→ Data entries:
● ● ● ● ●
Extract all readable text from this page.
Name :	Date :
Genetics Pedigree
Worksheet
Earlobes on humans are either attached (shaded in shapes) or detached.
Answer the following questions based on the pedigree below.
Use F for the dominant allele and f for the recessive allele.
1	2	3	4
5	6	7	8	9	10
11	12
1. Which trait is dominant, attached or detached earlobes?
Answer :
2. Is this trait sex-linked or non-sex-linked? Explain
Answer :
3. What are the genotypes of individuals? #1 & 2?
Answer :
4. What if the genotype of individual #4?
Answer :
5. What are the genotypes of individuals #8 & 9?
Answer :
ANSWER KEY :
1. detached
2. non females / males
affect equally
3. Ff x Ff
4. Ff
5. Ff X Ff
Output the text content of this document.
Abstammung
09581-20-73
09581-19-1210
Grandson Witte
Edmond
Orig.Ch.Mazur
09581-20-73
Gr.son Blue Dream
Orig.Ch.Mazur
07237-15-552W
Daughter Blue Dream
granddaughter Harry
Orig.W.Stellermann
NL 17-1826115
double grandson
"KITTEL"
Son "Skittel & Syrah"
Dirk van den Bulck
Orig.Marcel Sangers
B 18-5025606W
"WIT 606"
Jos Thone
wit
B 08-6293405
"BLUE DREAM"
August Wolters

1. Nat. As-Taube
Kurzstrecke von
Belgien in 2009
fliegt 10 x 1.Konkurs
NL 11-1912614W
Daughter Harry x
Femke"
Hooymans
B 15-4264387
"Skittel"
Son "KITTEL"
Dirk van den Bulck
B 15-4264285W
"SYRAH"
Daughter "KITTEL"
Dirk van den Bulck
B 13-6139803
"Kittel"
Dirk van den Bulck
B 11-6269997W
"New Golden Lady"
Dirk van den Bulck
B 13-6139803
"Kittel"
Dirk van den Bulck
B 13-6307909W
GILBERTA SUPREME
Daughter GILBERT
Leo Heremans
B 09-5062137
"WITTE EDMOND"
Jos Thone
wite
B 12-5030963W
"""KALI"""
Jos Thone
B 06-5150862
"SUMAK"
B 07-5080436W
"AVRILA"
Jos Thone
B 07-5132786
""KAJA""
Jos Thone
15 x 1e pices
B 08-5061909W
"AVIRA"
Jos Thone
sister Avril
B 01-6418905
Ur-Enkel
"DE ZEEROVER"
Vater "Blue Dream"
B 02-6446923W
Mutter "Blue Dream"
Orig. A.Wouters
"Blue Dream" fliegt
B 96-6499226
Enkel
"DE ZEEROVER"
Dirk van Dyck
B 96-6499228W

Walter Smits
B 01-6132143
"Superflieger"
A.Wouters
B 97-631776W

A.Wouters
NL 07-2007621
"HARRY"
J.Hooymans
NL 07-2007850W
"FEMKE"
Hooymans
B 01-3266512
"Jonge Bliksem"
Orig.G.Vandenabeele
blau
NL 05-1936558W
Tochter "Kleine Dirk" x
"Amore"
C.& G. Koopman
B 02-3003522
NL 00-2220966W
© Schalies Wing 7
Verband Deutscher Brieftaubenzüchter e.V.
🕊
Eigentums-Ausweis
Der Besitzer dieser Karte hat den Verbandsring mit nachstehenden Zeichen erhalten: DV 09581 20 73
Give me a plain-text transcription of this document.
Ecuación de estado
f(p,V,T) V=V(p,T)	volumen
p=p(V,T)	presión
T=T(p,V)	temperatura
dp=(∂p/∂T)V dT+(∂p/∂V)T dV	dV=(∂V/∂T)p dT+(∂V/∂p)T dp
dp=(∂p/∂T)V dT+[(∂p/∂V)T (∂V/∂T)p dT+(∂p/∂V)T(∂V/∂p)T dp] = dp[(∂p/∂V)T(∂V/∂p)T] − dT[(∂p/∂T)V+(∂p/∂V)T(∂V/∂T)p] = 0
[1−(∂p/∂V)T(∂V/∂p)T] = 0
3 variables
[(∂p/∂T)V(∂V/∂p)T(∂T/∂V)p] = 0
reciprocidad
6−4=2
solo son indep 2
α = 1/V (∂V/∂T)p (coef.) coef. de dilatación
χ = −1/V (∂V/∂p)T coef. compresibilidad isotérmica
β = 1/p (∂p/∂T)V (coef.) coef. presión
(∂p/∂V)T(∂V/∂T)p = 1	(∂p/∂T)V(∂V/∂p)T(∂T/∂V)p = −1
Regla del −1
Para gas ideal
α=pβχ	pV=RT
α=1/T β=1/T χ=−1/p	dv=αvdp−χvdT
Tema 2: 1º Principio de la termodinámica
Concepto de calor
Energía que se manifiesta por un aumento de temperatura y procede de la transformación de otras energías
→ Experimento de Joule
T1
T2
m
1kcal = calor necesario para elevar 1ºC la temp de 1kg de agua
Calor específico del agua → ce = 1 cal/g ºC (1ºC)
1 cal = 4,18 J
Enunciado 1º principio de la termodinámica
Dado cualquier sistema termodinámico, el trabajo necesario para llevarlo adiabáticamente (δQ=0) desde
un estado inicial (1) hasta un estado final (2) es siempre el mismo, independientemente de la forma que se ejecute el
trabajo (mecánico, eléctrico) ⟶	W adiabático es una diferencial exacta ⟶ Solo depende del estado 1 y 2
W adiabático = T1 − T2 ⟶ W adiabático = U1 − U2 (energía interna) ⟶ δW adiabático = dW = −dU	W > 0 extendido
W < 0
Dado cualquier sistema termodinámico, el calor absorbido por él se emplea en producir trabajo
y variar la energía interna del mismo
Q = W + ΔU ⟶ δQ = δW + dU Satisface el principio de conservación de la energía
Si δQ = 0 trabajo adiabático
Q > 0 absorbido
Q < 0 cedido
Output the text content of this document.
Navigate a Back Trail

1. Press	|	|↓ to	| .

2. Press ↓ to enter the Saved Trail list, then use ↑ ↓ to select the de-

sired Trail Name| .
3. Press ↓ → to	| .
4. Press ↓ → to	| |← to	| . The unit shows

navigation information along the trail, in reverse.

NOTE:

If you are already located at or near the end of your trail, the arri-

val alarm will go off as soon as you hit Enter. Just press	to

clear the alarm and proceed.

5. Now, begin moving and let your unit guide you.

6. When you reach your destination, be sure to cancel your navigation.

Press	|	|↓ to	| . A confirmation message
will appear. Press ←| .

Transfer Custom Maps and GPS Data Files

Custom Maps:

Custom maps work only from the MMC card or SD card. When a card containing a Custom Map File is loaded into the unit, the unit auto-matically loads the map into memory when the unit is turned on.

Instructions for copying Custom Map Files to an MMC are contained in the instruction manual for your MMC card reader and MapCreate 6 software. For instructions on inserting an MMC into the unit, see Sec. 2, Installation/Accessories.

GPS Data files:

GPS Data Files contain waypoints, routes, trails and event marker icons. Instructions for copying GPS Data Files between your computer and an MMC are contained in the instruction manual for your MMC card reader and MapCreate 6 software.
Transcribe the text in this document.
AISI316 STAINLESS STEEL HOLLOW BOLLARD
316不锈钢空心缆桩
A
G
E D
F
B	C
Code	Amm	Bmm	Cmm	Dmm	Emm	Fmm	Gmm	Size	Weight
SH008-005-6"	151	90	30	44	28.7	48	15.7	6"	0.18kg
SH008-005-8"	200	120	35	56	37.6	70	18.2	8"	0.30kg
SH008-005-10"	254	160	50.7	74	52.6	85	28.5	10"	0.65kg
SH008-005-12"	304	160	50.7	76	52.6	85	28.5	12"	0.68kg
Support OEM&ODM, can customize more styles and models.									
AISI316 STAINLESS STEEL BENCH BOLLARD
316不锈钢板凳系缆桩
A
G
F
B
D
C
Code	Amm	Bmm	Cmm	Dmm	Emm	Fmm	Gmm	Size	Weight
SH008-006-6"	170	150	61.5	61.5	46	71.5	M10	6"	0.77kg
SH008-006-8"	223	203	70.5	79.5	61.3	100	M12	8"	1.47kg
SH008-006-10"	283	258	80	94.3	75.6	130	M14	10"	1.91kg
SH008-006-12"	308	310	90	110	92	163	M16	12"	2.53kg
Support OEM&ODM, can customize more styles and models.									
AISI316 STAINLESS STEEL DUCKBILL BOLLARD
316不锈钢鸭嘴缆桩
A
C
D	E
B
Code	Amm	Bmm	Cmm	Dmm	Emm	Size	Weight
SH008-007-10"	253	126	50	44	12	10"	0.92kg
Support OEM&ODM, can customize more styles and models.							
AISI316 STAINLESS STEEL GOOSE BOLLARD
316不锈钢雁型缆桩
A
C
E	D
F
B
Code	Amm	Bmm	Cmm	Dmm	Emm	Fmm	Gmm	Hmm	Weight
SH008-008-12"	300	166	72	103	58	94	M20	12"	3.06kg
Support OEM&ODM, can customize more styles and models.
● ● ● ● ●
→ TASK OBJECTIVE:
Display every line of the listing that contains the string "termodinámico".

→ RESULT:
Dado cualquier sistema termodinámico, el trabajo necesario para llevarlo adiabáticamente (δQ=0) desde
Dado cualquier sistema termodinámico, el calor absorbido por él se emplea en producir trabajo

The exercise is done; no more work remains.